**RECORDS SUPPLIED**.

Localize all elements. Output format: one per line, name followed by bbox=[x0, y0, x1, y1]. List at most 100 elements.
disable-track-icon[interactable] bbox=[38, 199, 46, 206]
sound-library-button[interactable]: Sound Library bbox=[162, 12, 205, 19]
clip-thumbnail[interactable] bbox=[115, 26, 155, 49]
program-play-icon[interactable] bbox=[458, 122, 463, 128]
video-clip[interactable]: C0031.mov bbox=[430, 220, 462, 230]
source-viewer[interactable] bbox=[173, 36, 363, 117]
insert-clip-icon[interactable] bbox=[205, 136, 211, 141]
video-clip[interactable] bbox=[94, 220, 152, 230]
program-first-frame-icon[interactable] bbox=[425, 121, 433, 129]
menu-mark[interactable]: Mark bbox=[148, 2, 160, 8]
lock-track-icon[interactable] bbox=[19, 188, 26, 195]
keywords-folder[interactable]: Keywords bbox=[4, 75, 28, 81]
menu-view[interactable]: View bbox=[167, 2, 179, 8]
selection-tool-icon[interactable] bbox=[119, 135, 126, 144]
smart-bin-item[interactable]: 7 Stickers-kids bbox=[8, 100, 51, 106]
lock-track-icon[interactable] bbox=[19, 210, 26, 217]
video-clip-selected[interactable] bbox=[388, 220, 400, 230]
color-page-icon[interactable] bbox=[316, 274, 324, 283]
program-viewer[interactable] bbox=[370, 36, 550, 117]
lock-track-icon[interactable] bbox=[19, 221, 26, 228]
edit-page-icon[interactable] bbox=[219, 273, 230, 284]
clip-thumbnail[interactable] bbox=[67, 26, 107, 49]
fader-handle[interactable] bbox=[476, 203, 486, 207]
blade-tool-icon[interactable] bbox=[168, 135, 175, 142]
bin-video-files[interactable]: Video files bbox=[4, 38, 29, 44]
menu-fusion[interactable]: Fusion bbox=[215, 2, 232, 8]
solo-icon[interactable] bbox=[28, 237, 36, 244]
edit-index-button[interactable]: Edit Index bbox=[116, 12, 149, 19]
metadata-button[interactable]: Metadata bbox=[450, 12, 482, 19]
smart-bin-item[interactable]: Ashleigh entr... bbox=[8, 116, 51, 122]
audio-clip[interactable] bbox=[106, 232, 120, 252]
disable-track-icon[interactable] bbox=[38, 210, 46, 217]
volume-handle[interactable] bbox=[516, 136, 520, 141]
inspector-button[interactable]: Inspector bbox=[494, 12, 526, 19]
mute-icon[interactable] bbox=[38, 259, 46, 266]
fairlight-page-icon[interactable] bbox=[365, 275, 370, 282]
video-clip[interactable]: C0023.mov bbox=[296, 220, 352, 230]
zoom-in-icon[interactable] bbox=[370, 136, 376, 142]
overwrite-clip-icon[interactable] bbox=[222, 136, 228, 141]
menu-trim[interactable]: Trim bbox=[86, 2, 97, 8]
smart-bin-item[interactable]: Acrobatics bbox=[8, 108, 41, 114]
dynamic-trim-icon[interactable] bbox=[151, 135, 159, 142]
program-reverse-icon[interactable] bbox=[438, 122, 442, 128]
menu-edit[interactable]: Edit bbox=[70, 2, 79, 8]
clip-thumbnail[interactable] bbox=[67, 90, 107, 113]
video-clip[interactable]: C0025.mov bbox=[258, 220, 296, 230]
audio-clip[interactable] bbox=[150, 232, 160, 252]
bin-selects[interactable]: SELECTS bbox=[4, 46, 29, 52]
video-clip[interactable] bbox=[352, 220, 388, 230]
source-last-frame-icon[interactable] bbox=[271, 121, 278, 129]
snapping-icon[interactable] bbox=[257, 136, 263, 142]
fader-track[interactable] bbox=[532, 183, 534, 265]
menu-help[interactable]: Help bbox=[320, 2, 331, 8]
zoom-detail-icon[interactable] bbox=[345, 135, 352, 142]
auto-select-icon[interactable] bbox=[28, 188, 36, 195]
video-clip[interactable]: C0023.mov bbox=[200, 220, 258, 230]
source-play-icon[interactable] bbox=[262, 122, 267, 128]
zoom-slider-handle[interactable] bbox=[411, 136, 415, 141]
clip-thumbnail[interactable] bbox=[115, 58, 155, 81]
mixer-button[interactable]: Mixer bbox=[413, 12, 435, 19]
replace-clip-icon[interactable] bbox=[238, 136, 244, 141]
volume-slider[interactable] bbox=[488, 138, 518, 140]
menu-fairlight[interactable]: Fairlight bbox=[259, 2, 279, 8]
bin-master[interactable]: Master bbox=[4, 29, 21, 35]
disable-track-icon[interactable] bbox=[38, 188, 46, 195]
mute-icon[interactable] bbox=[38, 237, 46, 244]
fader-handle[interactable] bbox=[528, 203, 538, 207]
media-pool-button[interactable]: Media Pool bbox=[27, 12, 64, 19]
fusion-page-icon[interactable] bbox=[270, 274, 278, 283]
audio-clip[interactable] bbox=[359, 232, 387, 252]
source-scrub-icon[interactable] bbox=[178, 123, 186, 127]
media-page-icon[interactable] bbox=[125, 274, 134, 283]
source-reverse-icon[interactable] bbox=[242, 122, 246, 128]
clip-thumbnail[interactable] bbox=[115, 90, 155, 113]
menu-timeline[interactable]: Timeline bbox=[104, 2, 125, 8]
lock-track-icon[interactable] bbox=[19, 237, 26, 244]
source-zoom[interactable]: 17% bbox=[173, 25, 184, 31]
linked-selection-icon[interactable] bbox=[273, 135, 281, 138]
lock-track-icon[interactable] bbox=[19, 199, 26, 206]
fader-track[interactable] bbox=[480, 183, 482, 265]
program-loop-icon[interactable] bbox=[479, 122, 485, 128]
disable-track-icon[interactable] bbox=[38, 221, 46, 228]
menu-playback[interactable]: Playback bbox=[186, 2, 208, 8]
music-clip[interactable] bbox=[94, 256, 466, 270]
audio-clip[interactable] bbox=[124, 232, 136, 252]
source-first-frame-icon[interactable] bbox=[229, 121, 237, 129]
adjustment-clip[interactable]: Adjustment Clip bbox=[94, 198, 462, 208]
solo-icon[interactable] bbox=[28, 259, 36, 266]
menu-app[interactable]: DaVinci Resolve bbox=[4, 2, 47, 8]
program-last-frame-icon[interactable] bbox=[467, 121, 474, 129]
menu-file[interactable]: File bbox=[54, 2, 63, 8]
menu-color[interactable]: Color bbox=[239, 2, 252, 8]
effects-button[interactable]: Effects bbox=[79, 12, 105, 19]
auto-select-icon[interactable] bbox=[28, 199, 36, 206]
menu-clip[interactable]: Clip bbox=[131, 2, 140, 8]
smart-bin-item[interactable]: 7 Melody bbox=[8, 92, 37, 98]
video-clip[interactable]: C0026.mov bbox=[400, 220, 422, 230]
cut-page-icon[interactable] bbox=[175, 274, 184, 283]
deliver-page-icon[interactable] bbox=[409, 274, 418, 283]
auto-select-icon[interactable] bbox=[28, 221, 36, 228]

**WHAT IS BEING ASKED**.
Please rewrite the lines above, from the first one up to and including the line with "solo-icon[interactable] bbox=[28, 237, 36, 244]", as a numbered list with any blank lines dropped.

**THE REPLY**.
1. Localize all elements. Output format: one per line, name followed by bbox=[x0, y0, x1, y1]. List at most 100 elements.
2. disable-track-icon[interactable] bbox=[38, 199, 46, 206]
3. sound-library-button[interactable]: Sound Library bbox=[162, 12, 205, 19]
4. clip-thumbnail[interactable] bbox=[115, 26, 155, 49]
5. program-play-icon[interactable] bbox=[458, 122, 463, 128]
6. video-clip[interactable]: C0031.mov bbox=[430, 220, 462, 230]
7. source-viewer[interactable] bbox=[173, 36, 363, 117]
8. insert-clip-icon[interactable] bbox=[205, 136, 211, 141]
9. video-clip[interactable] bbox=[94, 220, 152, 230]
10. program-first-frame-icon[interactable] bbox=[425, 121, 433, 129]
11. menu-mark[interactable]: Mark bbox=[148, 2, 160, 8]
12. lock-track-icon[interactable] bbox=[19, 188, 26, 195]
13. keywords-folder[interactable]: Keywords bbox=[4, 75, 28, 81]
14. menu-view[interactable]: View bbox=[167, 2, 179, 8]
15. selection-tool-icon[interactable] bbox=[119, 135, 126, 144]
16. smart-bin-item[interactable]: 7 Stickers-kids bbox=[8, 100, 51, 106]
17. lock-track-icon[interactable] bbox=[19, 210, 26, 217]
18. video-clip-selected[interactable] bbox=[388, 220, 400, 230]
19. color-page-icon[interactable] bbox=[316, 274, 324, 283]
20. program-viewer[interactable] bbox=[370, 36, 550, 117]
21. lock-track-icon[interactable] bbox=[19, 221, 26, 228]
22. edit-page-icon[interactable] bbox=[219, 273, 230, 284]
23. clip-thumbnail[interactable] bbox=[67, 26, 107, 49]
24. fader-handle[interactable] bbox=[476, 203, 486, 207]
25. blade-tool-icon[interactable] bbox=[168, 135, 175, 142]
26. bin-video-files[interactable]: Video files bbox=[4, 38, 29, 44]
27. menu-fusion[interactable]: Fusion bbox=[215, 2, 232, 8]
28. solo-icon[interactable] bbox=[28, 237, 36, 244]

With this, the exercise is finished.